Data excerpts
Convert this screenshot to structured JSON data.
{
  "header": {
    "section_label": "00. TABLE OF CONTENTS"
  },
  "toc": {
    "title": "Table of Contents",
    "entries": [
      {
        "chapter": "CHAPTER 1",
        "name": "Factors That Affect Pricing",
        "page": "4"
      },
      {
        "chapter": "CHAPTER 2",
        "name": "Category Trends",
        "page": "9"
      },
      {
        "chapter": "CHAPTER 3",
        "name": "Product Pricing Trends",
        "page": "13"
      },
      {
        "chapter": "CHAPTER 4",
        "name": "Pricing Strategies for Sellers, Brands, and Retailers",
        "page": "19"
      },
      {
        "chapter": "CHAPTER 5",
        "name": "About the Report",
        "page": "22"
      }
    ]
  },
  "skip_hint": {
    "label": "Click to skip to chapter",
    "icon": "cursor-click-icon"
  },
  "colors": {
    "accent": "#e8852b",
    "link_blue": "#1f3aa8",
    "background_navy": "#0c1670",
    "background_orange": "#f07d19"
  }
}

● GIVEN EXERCISE: Report all lines of the data above that include the string "Trends".

● REPLY:
        "name": "Category Trends",
        "name": "Product Pricing Trends",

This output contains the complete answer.